Entries taken from a collection =>
<<<<

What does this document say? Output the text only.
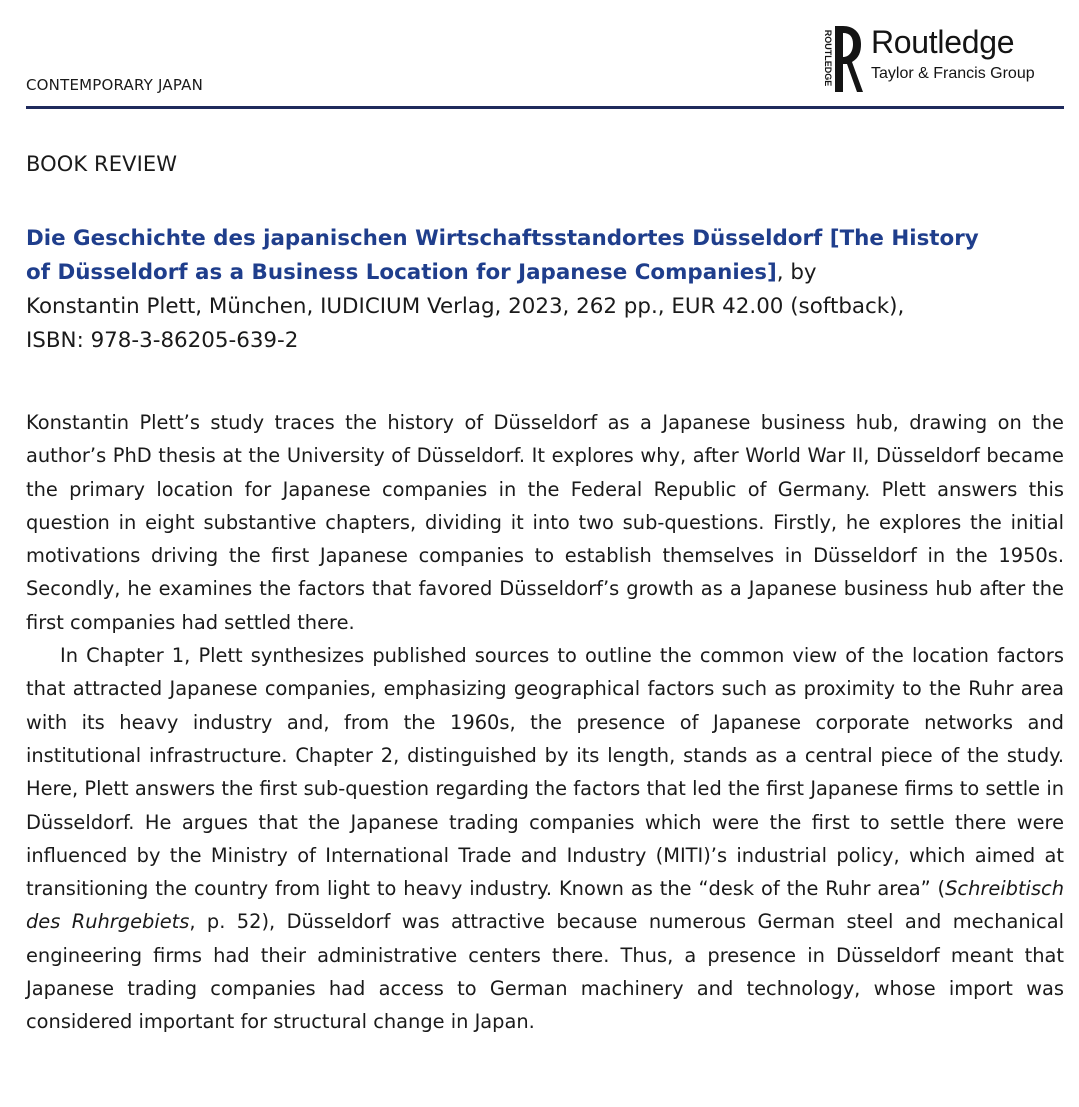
CONTEMPORARY JAPAN	ROUTLEDGE Routledge
Taylor & Francis Group
BOOK REVIEW
Die Geschichte des japanischen Wirtschaftsstandortes Düsseldorf [The History
of Düsseldorf as a Business Location for Japanese Companies], by
Konstantin Plett, München, IUDICIUM Verlag, 2023, 262 pp., EUR 42.00 (softback),
ISBN: 978-3-86205-639-2

Konstantin Plett’s study traces the history of Düsseldorf as a Japanese business hub, drawing on the author’s PhD thesis at the University of Düsseldorf. It explores why, after World War II, Düsseldorf became the primary location for Japanese companies in the Federal Republic of Germany. Plett answers this question in eight substantive chapters, dividing it into two sub-questions. Firstly, he explores the initial motivations driving the first Japanese companies to establish themselves in Düsseldorf in the 1950s. Secondly, he examines the factors that favored Düsseldorf’s growth as a Japanese business hub after the first companies had settled there.

In Chapter 1, Plett synthesizes published sources to outline the common view of the location factors that attracted Japanese companies, emphasizing geographical factors such as proximity to the Ruhr area with its heavy industry and, from the 1960s, the presence of Japanese corporate networks and institutional infrastructure. Chapter 2, distinguished by its length, stands as a central piece of the study. Here, Plett answers the first sub-question regarding the factors that led the first Japanese firms to settle in Düsseldorf. He argues that the Japanese trading companies which were the first to settle there were influenced by the Ministry of International Trade and Industry (MITI)’s industrial policy, which aimed at transitioning the country from light to heavy industry. Known as the “desk of the Ruhr area” (Schreibtisch des Ruhrgebiets, p. 52), Düsseldorf was attractive because numerous German steel and mechanical engineering firms had their administrative centers there. Thus, a presence in Düsseldorf meant that Japanese trading companies had access to German machinery and technology, whose import was considered important for structural change in Japan.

>>>>

PROBLEM TO SOLVE => Out of the material above, gather each line where "Konstantin" appears.

WRITTEN SOLUTION =>
Konstantin Plett, München, IUDICIUM Verlag, 2023, 262 pp., EUR 42.00 (softback),
Konstantin Plett’s study traces the history of Düsseldorf as a Japanese business hub, drawing on the author’s PhD thesis at the University of Düsseldorf. It explores why, after World War II, Düsseldorf became the primary location for Japanese companies in the Federal Republic of Germany. Plett answers this question in eight substantive chapters, dividing it into two sub-questions. Firstly, he explores the initial motivations driving the first Japanese companies to establish themselves in Düsseldorf in the 1950s. Secondly, he examines the factors that favored Düsseldorf’s growth as a Japanese business hub after the first companies had settled there.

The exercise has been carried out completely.